» **TASK OBJECTIVE**:
Quote each record exactly, please, leaving none out.

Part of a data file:
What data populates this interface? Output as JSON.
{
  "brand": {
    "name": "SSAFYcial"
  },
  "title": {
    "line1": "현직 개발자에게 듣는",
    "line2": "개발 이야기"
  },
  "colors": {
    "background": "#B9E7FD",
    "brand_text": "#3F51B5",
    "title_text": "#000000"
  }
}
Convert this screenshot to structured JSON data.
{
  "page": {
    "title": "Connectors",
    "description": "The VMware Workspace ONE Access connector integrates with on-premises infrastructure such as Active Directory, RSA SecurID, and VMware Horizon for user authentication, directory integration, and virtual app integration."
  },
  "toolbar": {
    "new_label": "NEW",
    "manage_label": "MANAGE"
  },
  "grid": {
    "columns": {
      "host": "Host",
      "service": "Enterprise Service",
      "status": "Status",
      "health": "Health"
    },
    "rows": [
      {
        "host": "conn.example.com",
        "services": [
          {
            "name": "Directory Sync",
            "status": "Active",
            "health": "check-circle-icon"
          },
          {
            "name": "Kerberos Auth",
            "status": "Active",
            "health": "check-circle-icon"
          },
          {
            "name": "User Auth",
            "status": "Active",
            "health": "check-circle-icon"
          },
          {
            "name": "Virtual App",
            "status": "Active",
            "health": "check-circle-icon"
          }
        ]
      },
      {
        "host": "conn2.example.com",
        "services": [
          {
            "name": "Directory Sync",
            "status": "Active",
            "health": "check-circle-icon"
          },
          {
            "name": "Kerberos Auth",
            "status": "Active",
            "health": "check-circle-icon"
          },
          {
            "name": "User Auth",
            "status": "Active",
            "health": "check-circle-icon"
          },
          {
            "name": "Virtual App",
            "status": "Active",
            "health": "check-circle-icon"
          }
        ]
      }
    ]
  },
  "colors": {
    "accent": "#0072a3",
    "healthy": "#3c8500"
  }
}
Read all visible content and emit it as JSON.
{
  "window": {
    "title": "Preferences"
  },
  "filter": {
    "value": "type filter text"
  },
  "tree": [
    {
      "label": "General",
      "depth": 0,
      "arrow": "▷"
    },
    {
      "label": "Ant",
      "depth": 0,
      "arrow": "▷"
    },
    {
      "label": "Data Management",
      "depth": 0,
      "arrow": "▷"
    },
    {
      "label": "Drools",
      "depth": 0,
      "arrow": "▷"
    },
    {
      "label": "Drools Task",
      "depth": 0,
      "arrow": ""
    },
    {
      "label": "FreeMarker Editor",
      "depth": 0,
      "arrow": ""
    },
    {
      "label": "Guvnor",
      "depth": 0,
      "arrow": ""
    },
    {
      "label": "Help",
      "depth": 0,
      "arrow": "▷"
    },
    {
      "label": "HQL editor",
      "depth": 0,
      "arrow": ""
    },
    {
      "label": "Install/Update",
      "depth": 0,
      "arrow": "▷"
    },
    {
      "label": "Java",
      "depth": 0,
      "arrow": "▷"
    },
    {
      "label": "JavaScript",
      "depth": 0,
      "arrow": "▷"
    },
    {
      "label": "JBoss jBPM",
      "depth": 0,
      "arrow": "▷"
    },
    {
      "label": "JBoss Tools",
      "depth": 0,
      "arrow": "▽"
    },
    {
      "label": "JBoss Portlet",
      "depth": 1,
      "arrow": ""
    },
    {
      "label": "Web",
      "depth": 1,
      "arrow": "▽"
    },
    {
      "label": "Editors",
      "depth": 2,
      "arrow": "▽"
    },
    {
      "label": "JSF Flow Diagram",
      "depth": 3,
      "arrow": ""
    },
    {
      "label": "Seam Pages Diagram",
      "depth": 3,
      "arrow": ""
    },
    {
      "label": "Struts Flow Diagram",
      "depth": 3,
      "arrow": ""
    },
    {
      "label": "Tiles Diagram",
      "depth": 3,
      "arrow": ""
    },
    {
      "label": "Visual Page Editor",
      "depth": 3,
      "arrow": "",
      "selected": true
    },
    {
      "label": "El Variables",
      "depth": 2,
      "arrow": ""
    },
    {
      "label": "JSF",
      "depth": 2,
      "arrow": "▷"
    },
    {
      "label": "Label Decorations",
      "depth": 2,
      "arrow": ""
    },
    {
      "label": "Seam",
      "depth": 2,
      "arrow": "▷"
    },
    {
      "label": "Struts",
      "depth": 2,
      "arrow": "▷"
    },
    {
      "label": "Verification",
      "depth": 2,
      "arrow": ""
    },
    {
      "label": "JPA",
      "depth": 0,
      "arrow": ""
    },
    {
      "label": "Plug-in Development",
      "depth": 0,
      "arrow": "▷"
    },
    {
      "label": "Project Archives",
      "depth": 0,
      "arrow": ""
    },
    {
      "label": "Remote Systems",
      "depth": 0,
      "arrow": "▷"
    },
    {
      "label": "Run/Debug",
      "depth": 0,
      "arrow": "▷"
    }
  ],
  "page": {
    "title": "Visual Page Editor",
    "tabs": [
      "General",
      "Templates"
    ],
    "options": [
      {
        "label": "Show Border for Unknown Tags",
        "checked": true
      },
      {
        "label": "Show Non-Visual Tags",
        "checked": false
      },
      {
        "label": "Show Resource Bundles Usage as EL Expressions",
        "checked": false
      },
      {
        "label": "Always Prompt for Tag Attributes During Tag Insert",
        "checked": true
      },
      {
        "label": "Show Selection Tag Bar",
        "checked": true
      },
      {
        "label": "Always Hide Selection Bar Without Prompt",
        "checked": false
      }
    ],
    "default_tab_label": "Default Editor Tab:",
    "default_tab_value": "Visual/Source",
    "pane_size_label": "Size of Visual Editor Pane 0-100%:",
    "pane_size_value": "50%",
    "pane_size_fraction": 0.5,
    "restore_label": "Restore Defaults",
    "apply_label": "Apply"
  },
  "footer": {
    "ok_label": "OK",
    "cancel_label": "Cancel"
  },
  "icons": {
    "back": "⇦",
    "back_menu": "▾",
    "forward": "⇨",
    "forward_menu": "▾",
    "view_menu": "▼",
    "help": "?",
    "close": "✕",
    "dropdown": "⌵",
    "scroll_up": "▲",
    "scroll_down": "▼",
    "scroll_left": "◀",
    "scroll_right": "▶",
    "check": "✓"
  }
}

» **FINISHED EXERCISE**:
What data populates this interface? Output as JSON.
{
  "brand": {
    "name": "SSAFYcial"
  },
  "title": {
    "line1": "현직 개발자에게 듣는",
    "line2": "개발 이야기"
  },
  "colors": {
    "background": "#B9E7FD",
    "brand_text": "#3F51B5",
    "title_text": "#000000"
  }
}
Convert this screenshot to structured JSON data.
{
  "page": {
    "title": "Connectors",
    "description": "The VMware Workspace ONE Access connector integrates with on-premises infrastructure such as Active Directory, RSA SecurID, and VMware Horizon for user authentication, directory integration, and virtual app integration."
  },
  "toolbar": {
    "new_label": "NEW",
    "manage_label": "MANAGE"
  },
  "grid": {
    "columns": {
      "host": "Host",
      "service": "Enterprise Service",
      "status": "Status",
      "health": "Health"
    },
    "rows": [
      {
        "host": "conn.example.com",
        "services": [
          {
            "name": "Directory Sync",
            "status": "Active",
            "health": "check-circle-icon"
          },
          {
            "name": "Kerberos Auth",
            "status": "Active",
            "health": "check-circle-icon"
          },
          {
            "name": "User Auth",
            "status": "Active",
            "health": "check-circle-icon"
          },
          {
            "name": "Virtual App",
            "status": "Active",
            "health": "check-circle-icon"
          }
        ]
      },
      {
        "host": "conn2.example.com",
        "services": [
          {
            "name": "Directory Sync",
            "status": "Active",
            "health": "check-circle-icon"
          },
          {
            "name": "Kerberos Auth",
            "status": "Active",
            "health": "check-circle-icon"
          },
          {
            "name": "User Auth",
            "status": "Active",
            "health": "check-circle-icon"
          },
          {
            "name": "Virtual App",
            "status": "Active",
            "health": "check-circle-icon"
          }
        ]
      }
    ]
  },
  "colors": {
    "accent": "#0072a3",
    "healthy": "#3c8500"
  }
}
Read all visible content and emit it as JSON.
{
  "window": {
    "title": "Preferences"
  },
  "filter": {
    "value": "type filter text"
  },
  "tree": [
    {
      "label": "General",
      "depth": 0,
      "arrow": "▷"
    },
    {
      "label": "Ant",
      "depth": 0,
      "arrow": "▷"
    },
    {
      "label": "Data Management",
      "depth": 0,
      "arrow": "▷"
    },
    {
      "label": "Drools",
      "depth": 0,
      "arrow": "▷"
    },
    {
      "label": "Drools Task",
      "depth": 0,
      "arrow": ""
    },
    {
      "label": "FreeMarker Editor",
      "depth": 0,
      "arrow": ""
    },
    {
      "label": "Guvnor",
      "depth": 0,
      "arrow": ""
    },
    {
      "label": "Help",
      "depth": 0,
      "arrow": "▷"
    },
    {
      "label": "HQL editor",
      "depth": 0,
      "arrow": ""
    },
    {
      "label": "Install/Update",
      "depth": 0,
      "arrow": "▷"
    },
    {
      "label": "Java",
      "depth": 0,
      "arrow": "▷"
    },
    {
      "label": "JavaScript",
      "depth": 0,
      "arrow": "▷"
    },
    {
      "label": "JBoss jBPM",
      "depth": 0,
      "arrow": "▷"
    },
    {
      "label": "JBoss Tools",
      "depth": 0,
      "arrow": "▽"
    },
    {
      "label": "JBoss Portlet",
      "depth": 1,
      "arrow": ""
    },
    {
      "label": "Web",
      "depth": 1,
      "arrow": "▽"
    },
    {
      "label": "Editors",
      "depth": 2,
      "arrow": "▽"
    },
    {
      "label": "JSF Flow Diagram",
      "depth": 3,
      "arrow": ""
    },
    {
      "label": "Seam Pages Diagram",
      "depth": 3,
      "arrow": ""
    },
    {
      "label": "Struts Flow Diagram",
      "depth": 3,
      "arrow": ""
    },
    {
      "label": "Tiles Diagram",
      "depth": 3,
      "arrow": ""
    },
    {
      "label": "Visual Page Editor",
      "depth": 3,
      "arrow": "",
      "selected": true
    },
    {
      "label": "El Variables",
      "depth": 2,
      "arrow": ""
    },
    {
      "label": "JSF",
      "depth": 2,
      "arrow": "▷"
    },
    {
      "label": "Label Decorations",
      "depth": 2,
      "arrow": ""
    },
    {
      "label": "Seam",
      "depth": 2,
      "arrow": "▷"
    },
    {
      "label": "Struts",
      "depth": 2,
      "arrow": "▷"
    },
    {
      "label": "Verification",
      "depth": 2,
      "arrow": ""
    },
    {
      "label": "JPA",
      "depth": 0,
      "arrow": ""
    },
    {
      "label": "Plug-in Development",
      "depth": 0,
      "arrow": "▷"
    },
    {
      "label": "Project Archives",
      "depth": 0,
      "arrow": ""
    },
    {
      "label": "Remote Systems",
      "depth": 0,
      "arrow": "▷"
    },
    {
      "label": "Run/Debug",
      "depth": 0,
      "arrow": "▷"
    }
  ],
  "page": {
    "title": "Visual Page Editor",
    "tabs": [
      "General",
      "Templates"
    ],
    "options": [
      {
        "label": "Show Border for Unknown Tags",
        "checked": true
      },
      {
        "label": "Show Non-Visual Tags",
        "checked": false
      },
      {
        "label": "Show Resource Bundles Usage as EL Expressions",
        "checked": false
      },
      {
        "label": "Always Prompt for Tag Attributes During Tag Insert",
        "checked": true
      },
      {
        "label": "Show Selection Tag Bar",
        "checked": true
      },
      {
        "label": "Always Hide Selection Bar Without Prompt",
        "checked": false
      }
    ],
    "default_tab_label": "Default Editor Tab:",
    "default_tab_value": "Visual/Source",
    "pane_size_label": "Size of Visual Editor Pane 0-100%:",
    "pane_size_value": "50%",
    "pane_size_fraction": 0.5,
    "restore_label": "Restore Defaults",
    "apply_label": "Apply"
  },
  "footer": {
    "ok_label": "OK",
    "cancel_label": "Cancel"
  },
  "icons": {
    "back": "⇦",
    "back_menu": "▾",
    "forward": "⇨",
    "forward_menu": "▾",
    "view_menu": "▼",
    "help": "?",
    "close": "✕",
    "dropdown": "⌵",
    "scroll_up": "▲",
    "scroll_down": "▼",
    "scroll_left": "◀",
    "scroll_right": "▶",
    "check": "✓"
  }
}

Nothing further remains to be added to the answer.